- Task statement: Swap "Localize" for "Locate" in the entries starting at the line containing "Text: Cl: Cl [100,164,112,177]" and ending at the line containing "Localize all elements.", and give back only those lines with nothing else changed.

- Given information:
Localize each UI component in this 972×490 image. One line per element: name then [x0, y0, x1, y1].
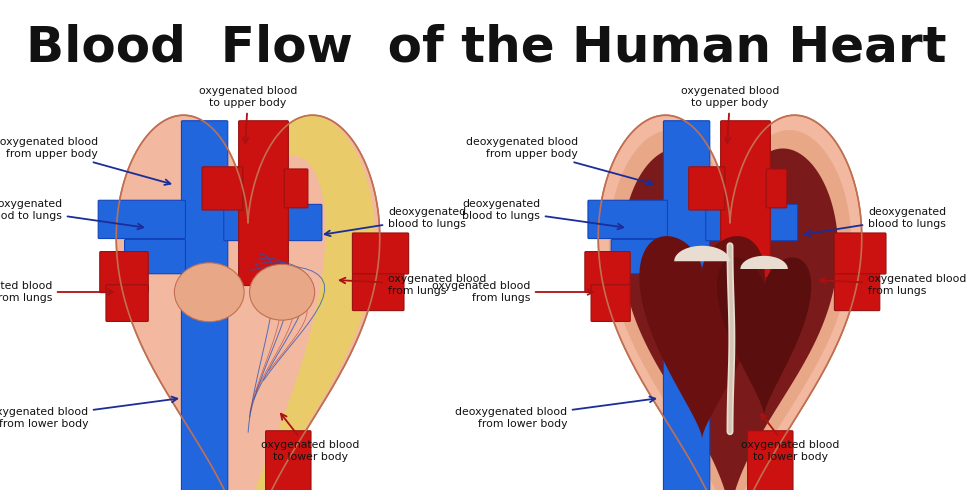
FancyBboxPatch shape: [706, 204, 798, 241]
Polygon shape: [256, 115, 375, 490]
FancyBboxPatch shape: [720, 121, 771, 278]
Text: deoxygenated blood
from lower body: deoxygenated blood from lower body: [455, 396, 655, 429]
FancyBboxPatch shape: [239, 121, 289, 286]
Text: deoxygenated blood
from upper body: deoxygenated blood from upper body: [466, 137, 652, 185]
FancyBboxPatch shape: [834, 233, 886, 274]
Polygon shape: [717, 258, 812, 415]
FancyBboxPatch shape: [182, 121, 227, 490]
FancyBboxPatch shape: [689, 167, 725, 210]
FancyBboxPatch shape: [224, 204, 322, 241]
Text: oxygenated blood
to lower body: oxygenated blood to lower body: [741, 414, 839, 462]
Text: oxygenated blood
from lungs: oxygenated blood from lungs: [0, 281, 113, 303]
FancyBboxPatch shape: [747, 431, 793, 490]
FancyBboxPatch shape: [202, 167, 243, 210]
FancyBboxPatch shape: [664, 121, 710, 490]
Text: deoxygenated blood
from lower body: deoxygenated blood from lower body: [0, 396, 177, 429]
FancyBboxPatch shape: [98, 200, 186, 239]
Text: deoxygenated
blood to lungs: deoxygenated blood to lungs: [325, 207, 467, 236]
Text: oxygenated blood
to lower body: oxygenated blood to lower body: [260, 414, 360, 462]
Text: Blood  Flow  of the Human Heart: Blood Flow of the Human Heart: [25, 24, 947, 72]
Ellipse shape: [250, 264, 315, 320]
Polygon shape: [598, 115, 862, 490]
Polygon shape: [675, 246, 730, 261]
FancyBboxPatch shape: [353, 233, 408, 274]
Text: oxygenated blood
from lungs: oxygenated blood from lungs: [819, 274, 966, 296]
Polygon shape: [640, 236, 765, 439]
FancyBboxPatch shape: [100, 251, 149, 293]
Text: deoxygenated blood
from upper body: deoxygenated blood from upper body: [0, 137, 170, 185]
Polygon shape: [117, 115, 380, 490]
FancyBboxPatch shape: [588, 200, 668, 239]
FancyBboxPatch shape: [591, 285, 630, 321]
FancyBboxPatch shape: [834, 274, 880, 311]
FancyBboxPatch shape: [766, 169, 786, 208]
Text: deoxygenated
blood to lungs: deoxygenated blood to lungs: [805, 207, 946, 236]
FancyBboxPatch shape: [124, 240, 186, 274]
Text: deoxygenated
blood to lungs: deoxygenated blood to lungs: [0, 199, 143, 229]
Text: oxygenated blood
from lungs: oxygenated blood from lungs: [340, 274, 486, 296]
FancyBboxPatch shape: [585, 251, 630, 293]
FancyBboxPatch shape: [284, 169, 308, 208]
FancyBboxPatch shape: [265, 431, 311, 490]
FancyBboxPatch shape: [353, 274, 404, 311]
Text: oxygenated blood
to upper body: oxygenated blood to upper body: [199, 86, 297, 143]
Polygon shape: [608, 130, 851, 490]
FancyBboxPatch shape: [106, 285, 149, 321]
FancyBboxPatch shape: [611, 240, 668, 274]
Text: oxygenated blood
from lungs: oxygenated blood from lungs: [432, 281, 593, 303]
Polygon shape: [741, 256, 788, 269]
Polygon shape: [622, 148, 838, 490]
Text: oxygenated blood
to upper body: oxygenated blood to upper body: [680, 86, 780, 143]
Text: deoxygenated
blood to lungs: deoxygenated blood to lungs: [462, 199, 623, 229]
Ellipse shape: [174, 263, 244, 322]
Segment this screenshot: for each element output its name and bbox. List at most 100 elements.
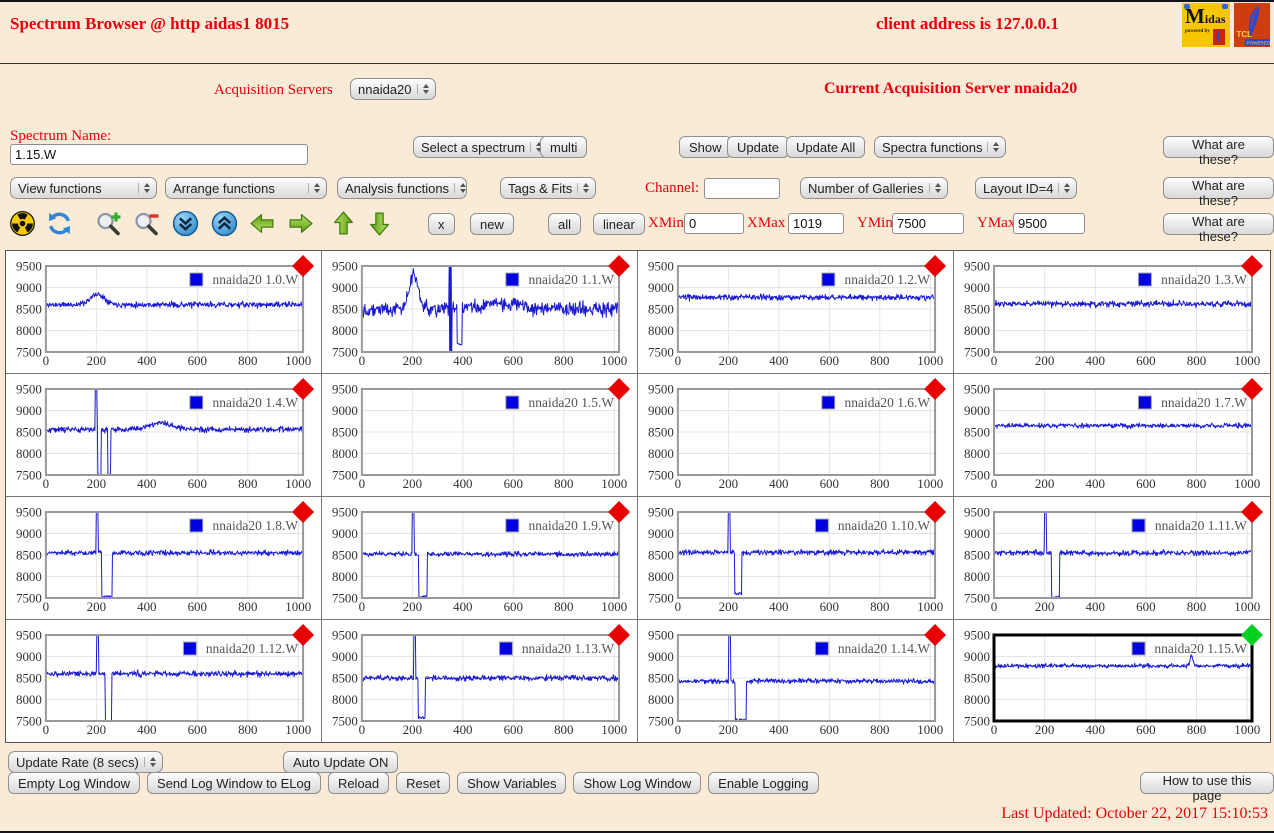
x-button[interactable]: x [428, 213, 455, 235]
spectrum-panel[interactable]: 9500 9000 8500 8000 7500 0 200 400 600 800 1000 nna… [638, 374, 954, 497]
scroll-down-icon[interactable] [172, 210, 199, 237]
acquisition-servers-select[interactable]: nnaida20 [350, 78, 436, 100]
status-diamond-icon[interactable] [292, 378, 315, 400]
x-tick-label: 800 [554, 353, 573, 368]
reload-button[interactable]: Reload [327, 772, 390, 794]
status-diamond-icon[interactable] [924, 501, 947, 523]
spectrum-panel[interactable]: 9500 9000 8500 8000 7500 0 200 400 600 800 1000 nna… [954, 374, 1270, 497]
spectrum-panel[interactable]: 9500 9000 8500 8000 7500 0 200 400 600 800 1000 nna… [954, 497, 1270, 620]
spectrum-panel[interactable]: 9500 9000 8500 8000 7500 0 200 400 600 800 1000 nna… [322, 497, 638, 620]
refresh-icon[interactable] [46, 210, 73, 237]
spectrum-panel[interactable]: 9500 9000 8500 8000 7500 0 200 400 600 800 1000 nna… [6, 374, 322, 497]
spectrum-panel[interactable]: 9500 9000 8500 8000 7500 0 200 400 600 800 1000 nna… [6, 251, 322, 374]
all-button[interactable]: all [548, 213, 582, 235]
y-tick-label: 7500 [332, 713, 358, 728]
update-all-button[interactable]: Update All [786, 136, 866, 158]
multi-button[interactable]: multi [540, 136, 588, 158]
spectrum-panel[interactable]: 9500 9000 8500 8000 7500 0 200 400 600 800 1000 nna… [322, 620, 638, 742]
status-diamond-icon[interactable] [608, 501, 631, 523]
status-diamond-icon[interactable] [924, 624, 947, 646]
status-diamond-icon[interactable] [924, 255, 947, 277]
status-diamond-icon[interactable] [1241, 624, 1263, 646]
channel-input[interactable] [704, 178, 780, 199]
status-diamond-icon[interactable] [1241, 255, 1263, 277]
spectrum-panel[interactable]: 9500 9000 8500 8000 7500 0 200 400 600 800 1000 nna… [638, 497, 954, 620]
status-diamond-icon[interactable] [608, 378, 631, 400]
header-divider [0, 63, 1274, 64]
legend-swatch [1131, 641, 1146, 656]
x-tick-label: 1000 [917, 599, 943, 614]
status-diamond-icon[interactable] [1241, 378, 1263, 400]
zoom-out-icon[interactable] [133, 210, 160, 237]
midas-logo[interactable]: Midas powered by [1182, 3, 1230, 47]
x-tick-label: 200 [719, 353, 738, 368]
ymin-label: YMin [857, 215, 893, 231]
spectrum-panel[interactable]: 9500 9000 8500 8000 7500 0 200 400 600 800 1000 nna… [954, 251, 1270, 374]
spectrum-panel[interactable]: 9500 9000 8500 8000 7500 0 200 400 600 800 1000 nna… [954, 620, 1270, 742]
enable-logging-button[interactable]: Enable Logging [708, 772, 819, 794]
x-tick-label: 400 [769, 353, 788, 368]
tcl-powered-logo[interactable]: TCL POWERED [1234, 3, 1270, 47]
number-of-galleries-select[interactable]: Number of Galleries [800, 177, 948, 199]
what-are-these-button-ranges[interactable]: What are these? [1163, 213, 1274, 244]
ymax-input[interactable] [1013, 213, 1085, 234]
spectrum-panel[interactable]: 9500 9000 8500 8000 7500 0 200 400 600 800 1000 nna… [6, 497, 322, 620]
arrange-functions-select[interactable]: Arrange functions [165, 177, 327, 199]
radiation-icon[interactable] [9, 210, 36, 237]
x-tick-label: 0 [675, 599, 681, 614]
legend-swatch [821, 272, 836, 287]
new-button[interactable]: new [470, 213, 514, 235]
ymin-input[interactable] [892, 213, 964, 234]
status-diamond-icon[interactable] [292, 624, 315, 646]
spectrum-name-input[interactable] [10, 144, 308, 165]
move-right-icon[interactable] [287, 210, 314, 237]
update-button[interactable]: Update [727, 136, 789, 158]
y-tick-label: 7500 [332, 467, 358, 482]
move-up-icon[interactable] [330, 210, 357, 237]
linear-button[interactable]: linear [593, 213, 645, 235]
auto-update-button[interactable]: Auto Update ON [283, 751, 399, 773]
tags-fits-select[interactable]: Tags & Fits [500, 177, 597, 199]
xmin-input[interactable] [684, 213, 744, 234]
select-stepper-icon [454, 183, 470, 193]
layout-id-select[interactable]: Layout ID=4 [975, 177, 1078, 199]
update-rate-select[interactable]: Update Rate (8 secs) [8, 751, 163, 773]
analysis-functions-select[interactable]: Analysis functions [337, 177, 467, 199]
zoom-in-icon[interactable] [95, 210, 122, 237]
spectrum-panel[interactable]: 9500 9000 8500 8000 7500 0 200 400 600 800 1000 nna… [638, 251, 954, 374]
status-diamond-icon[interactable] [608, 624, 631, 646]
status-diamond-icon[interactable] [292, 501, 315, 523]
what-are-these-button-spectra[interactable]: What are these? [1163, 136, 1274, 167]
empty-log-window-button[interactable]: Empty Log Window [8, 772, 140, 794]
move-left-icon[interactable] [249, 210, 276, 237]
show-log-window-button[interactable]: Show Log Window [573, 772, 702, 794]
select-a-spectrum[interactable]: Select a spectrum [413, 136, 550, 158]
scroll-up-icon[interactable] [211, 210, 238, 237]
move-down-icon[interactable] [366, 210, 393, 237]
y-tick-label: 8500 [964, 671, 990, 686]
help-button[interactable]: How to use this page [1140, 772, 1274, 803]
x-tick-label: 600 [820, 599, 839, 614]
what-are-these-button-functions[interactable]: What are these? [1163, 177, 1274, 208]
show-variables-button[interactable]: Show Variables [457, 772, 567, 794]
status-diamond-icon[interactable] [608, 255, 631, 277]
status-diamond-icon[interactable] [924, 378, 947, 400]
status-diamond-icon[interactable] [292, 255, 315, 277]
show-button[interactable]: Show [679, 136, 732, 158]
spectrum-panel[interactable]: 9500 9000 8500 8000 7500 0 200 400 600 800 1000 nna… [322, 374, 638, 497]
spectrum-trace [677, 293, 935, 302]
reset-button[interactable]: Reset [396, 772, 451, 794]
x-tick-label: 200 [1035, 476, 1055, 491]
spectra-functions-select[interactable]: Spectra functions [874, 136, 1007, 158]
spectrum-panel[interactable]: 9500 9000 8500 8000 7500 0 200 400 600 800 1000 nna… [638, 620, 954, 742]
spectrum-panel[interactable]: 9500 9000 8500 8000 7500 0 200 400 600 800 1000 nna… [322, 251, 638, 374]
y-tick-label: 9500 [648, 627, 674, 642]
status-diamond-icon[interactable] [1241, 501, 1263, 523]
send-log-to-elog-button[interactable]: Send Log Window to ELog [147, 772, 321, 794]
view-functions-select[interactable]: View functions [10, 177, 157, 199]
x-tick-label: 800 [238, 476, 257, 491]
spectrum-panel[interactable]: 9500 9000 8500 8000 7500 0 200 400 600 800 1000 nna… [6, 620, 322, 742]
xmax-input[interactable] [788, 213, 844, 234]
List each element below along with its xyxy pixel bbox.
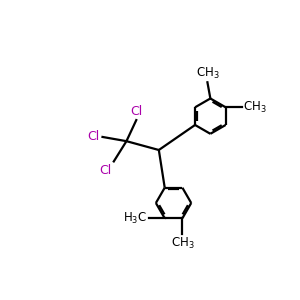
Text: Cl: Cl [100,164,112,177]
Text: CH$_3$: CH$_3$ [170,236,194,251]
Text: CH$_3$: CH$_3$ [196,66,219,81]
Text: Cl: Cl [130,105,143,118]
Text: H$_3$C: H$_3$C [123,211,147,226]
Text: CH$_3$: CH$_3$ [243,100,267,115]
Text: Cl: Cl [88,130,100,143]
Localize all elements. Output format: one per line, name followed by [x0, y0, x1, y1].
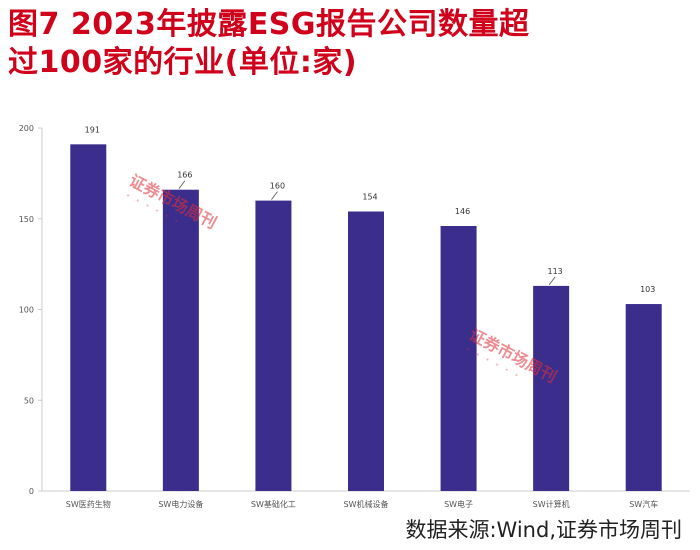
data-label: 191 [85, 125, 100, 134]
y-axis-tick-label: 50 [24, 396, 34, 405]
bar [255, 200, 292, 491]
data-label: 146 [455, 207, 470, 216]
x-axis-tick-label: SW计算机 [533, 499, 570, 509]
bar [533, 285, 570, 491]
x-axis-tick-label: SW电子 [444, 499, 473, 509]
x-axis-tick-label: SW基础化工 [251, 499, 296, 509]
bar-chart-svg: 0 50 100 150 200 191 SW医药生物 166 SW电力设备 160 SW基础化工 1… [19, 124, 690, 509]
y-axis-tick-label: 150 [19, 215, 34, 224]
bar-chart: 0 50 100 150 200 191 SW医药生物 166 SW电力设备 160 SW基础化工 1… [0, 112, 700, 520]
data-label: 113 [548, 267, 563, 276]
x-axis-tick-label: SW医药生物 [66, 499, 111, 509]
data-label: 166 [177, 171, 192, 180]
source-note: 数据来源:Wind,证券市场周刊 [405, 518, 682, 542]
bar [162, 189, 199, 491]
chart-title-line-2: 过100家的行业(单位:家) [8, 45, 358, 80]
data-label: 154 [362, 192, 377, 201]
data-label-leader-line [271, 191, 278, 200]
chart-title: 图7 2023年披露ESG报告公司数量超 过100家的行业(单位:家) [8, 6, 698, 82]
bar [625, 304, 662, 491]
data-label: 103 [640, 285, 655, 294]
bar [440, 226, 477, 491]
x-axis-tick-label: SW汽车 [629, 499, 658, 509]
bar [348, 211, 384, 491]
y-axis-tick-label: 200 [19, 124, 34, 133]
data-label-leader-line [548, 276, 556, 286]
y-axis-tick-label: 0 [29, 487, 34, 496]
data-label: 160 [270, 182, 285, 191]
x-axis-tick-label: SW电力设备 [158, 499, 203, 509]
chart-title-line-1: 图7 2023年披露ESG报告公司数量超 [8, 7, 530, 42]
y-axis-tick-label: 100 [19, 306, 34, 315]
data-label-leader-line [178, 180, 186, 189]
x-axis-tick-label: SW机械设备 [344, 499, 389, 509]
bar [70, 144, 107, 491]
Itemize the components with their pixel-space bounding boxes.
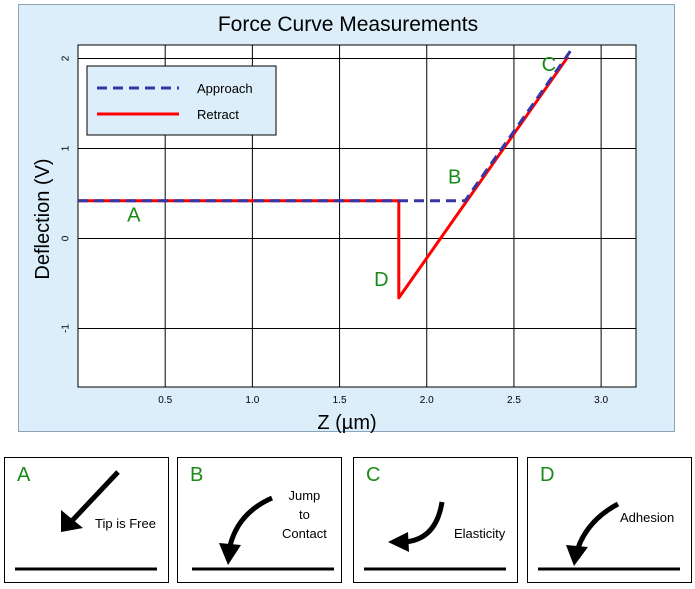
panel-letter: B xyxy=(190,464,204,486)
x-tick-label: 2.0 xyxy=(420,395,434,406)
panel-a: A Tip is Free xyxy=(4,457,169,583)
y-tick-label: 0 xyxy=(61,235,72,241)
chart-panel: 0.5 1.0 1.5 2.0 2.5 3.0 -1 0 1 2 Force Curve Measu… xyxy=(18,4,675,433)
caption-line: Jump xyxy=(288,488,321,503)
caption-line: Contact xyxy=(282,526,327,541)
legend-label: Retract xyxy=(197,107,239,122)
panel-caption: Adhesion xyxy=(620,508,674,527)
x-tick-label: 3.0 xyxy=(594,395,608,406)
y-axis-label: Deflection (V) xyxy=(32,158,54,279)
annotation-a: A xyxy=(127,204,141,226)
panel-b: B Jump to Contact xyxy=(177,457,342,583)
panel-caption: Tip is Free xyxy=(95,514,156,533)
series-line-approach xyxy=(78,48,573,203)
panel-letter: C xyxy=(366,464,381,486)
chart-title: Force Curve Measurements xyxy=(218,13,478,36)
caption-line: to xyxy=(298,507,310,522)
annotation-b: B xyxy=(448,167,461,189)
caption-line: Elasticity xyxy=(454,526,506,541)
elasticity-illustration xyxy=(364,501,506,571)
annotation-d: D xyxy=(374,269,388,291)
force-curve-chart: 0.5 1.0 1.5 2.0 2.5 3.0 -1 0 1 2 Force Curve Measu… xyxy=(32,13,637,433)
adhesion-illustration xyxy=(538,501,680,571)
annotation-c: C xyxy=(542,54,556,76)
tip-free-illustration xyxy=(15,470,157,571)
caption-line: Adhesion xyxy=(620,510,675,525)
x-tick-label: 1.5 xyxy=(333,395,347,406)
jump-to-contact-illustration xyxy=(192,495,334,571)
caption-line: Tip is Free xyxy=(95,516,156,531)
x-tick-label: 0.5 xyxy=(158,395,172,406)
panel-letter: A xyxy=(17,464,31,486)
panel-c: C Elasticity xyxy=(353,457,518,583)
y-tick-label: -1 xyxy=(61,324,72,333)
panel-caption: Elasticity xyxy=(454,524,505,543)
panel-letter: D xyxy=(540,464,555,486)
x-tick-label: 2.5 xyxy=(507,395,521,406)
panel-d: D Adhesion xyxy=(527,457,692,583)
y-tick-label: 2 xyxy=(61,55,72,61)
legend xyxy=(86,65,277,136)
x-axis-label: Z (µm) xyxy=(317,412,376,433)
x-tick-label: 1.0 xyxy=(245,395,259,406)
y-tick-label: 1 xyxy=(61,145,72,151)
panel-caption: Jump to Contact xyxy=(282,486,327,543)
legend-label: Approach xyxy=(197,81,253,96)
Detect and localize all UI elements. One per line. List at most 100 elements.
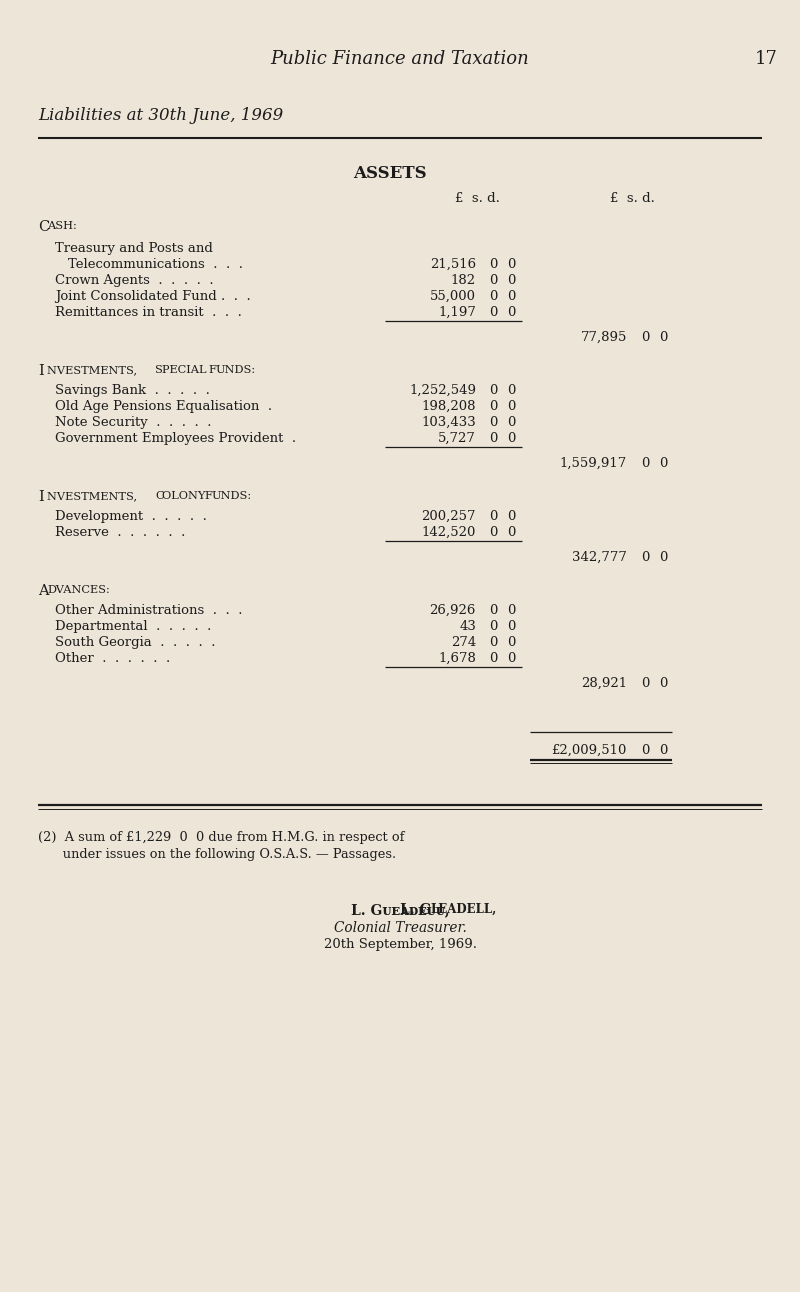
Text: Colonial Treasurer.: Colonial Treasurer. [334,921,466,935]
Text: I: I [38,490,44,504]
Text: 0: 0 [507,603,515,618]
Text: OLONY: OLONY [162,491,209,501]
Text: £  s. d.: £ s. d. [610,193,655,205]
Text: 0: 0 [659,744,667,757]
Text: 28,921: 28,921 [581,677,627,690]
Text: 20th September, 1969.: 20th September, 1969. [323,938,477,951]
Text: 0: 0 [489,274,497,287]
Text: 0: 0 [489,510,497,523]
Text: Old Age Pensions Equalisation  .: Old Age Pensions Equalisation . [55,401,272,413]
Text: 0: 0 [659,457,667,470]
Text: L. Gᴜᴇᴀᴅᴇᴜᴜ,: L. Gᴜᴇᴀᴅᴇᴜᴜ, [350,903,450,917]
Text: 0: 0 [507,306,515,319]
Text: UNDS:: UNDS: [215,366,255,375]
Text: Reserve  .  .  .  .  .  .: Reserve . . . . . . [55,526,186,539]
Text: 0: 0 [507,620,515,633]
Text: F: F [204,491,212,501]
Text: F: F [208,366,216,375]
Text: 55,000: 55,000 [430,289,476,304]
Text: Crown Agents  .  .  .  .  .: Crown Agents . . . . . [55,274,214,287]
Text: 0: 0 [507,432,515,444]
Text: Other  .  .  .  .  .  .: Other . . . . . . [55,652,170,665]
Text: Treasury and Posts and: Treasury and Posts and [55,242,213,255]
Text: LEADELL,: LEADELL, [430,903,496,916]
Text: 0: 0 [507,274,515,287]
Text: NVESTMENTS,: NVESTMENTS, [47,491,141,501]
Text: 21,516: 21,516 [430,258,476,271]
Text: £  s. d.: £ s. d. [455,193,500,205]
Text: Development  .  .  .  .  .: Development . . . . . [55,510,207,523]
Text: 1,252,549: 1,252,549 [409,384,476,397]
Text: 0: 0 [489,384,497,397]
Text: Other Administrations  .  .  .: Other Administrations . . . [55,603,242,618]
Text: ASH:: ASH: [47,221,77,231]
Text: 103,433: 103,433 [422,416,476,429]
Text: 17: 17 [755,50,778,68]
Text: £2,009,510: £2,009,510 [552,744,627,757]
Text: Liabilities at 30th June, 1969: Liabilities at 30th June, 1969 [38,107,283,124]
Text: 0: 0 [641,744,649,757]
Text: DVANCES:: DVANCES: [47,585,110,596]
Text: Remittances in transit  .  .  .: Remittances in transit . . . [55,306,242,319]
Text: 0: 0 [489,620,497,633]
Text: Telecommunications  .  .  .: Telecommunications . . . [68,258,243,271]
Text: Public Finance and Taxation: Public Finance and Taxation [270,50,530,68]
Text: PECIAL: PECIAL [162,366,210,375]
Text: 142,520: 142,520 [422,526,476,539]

- Task solution:
Text: Cl: Cl [100,164,112,177]
Text: CH$_3$: CH$_3$ [170,236,194,251]
Text: CH$_3$: CH$_3$ [196,66,219,81]
Text: Cl: Cl [130,105,143,118]
Text: H$_3$C: H$_3$C [123,211,147,226]
Text: CH$_3$: CH$_3$ [243,100,267,115]
Text: Cl: Cl [88,130,100,143]
Locate all elements. Output format: one per line, name followed by [x0, y0, x1, y1].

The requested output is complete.